> **WHAT TO WORK ON**:
Can you print the data exactly and leave out each image?

> **RAW RECORDS**:
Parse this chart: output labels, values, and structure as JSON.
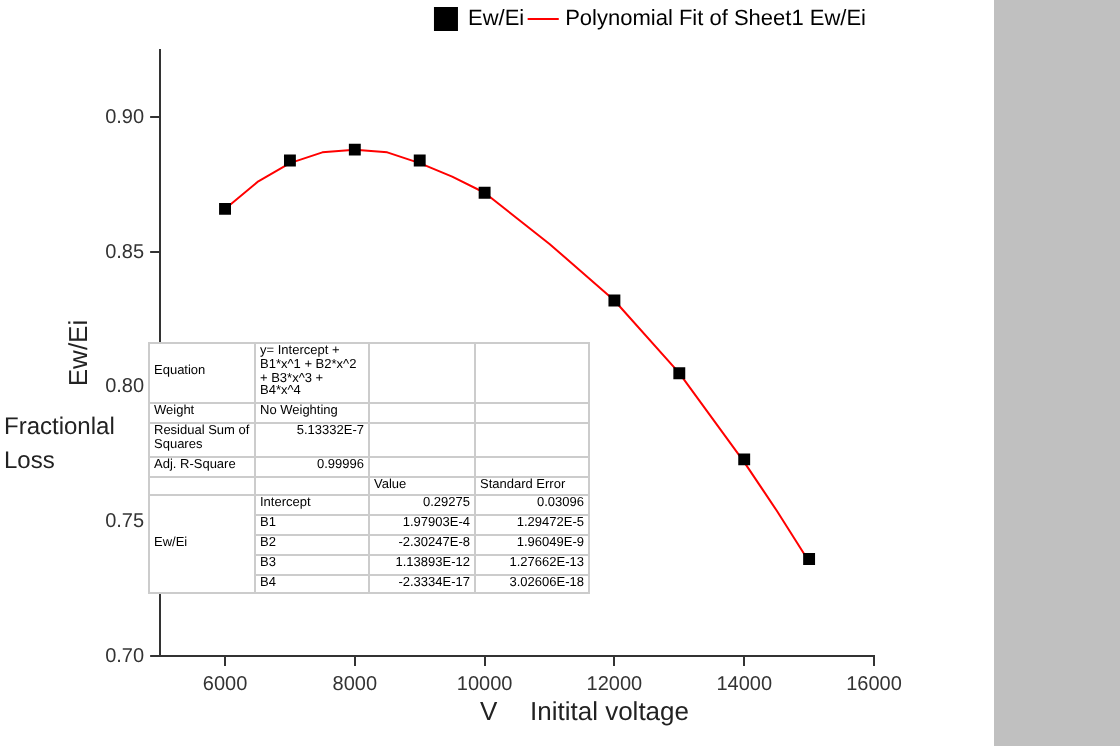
{
  "chart_data": {
    "type": "scatter",
    "xlabel": "Initital voltage",
    "ylabel": "Ew/Ei",
    "xlim": [
      5000,
      16000
    ],
    "xticks": [
      6000,
      8000,
      10000,
      12000,
      14000,
      16000
    ],
    "ylim": [
      0.7,
      0.925
    ],
    "yticks": [
      {
        "value": 0.7,
        "label": "0.70"
      },
      {
        "value": 0.75,
        "label": "0.75"
      },
      {
        "value": 0.8,
        "label": "0.80"
      },
      {
        "value": 0.85,
        "label": "0.85"
      },
      {
        "value": 0.9,
        "label": "0.90"
      }
    ],
    "grid": false,
    "legend": "top right",
    "series": [
      {
        "name": "Ew/Ei",
        "marker": "square",
        "color": "#000000",
        "x": [
          6000,
          7000,
          8000,
          9000,
          10000,
          12000,
          13000,
          14000,
          15000
        ],
        "values": [
          0.866,
          0.884,
          0.888,
          0.884,
          0.872,
          0.832,
          0.805,
          0.773,
          0.736
        ]
      },
      {
        "name": "Polynomial Fit of Sheet1 Ew/Ei",
        "type": "line",
        "marker": "none",
        "color": "#ff0000",
        "x": [
          6000,
          6500,
          7000,
          7500,
          8000,
          8500,
          9000,
          9500,
          10000,
          11000,
          12000,
          13000,
          14000,
          14500,
          15000
        ],
        "values": [
          0.866,
          0.876,
          0.883,
          0.887,
          0.888,
          0.887,
          0.883,
          0.878,
          0.872,
          0.853,
          0.832,
          0.805,
          0.772,
          0.754,
          0.735
        ]
      }
    ],
    "annotations": [
      "Fractionlal Loss",
      "V",
      "Equation",
      "y= Intercept + B1*x^1 + B2*x^2 + B3*x^3 + B4*x^4",
      "Weight",
      "No Weighting",
      "Residual Sum of Squares",
      "5.13332E-7",
      "Adj. R-Square",
      "0.99996",
      "Value",
      "Standard Error",
      "Ew/Ei",
      "Intercept",
      "0.29275",
      "0.03096",
      "B1",
      "1.97903E-4",
      "1.29472E-5",
      "B2",
      "-2.30247E-8",
      "1.96049E-9",
      "B3",
      "1.13893E-12",
      "1.27662E-13",
      "B4",
      "-2.3334E-17",
      "3.02606E-18"
    ]
  }
}
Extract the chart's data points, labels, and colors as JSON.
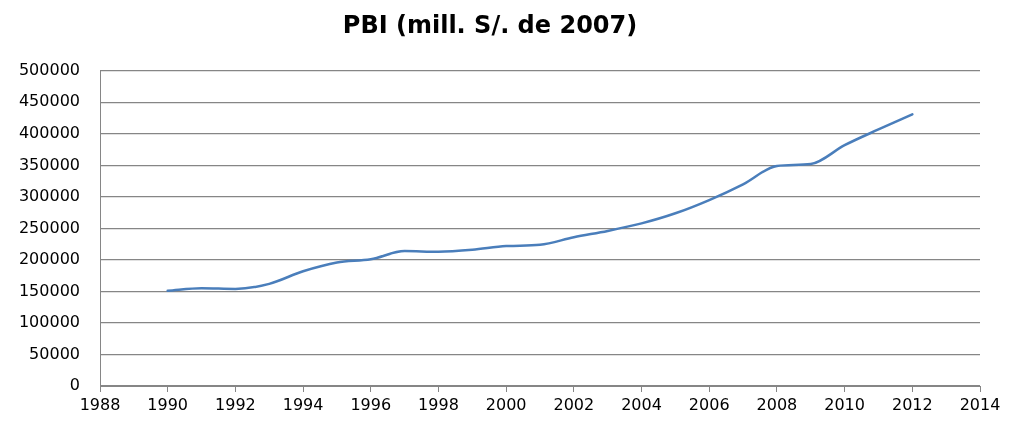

> **SOLUTION TO THIS PROBLEM**:
Parse this chart: output labels, values, and structure as JSON.
{
  "chart_data": {
    "type": "scatter",
    "xlabel": "Initital voltage",
    "ylabel": "Ew/Ei",
    "xlim": [
      5000,
      16000
    ],
    "xticks": [
      6000,
      8000,
      10000,
      12000,
      14000,
      16000
    ],
    "ylim": [
      0.7,
      0.925
    ],
    "yticks": [
      {
        "value": 0.7,
        "label": "0.70"
      },
      {
        "value": 0.75,
        "label": "0.75"
      },
      {
        "value": 0.8,
        "label": "0.80"
      },
      {
        "value": 0.85,
        "label": "0.85"
      },
      {
        "value": 0.9,
        "label": "0.90"
      }
    ],
    "grid": false,
    "legend": "top right",
    "series": [
      {
        "name": "Ew/Ei",
        "marker": "square",
        "color": "#000000",
        "x": [
          6000,
          7000,
          8000,
          9000,
          10000,
          12000,
          13000,
          14000,
          15000
        ],
        "values": [
          0.866,
          0.884,
          0.888,
          0.884,
          0.872,
          0.832,
          0.805,
          0.773,
          0.736
        ]
      },
      {
        "name": "Polynomial Fit of Sheet1 Ew/Ei",
        "type": "line",
        "marker": "none",
        "color": "#ff0000",
        "x": [
          6000,
          6500,
          7000,
          7500,
          8000,
          8500,
          9000,
          9500,
          10000,
          11000,
          12000,
          13000,
          14000,
          14500,
          15000
        ],
        "values": [
          0.866,
          0.876,
          0.883,
          0.887,
          0.888,
          0.887,
          0.883,
          0.878,
          0.872,
          0.853,
          0.832,
          0.805,
          0.772,
          0.754,
          0.735
        ]
      }
    ],
    "annotations": [
      "Fractionlal Loss",
      "V",
      "Equation",
      "y= Intercept + B1*x^1 + B2*x^2 + B3*x^3 + B4*x^4",
      "Weight",
      "No Weighting",
      "Residual Sum of Squares",
      "5.13332E-7",
      "Adj. R-Square",
      "0.99996",
      "Value",
      "Standard Error",
      "Ew/Ei",
      "Intercept",
      "0.29275",
      "0.03096",
      "B1",
      "1.97903E-4",
      "1.29472E-5",
      "B2",
      "-2.30247E-8",
      "1.96049E-9",
      "B3",
      "1.13893E-12",
      "1.27662E-13",
      "B4",
      "-2.3334E-17",
      "3.02606E-18"
    ]
  }
}
Extract the chart's data points, labels, and colors as JSON.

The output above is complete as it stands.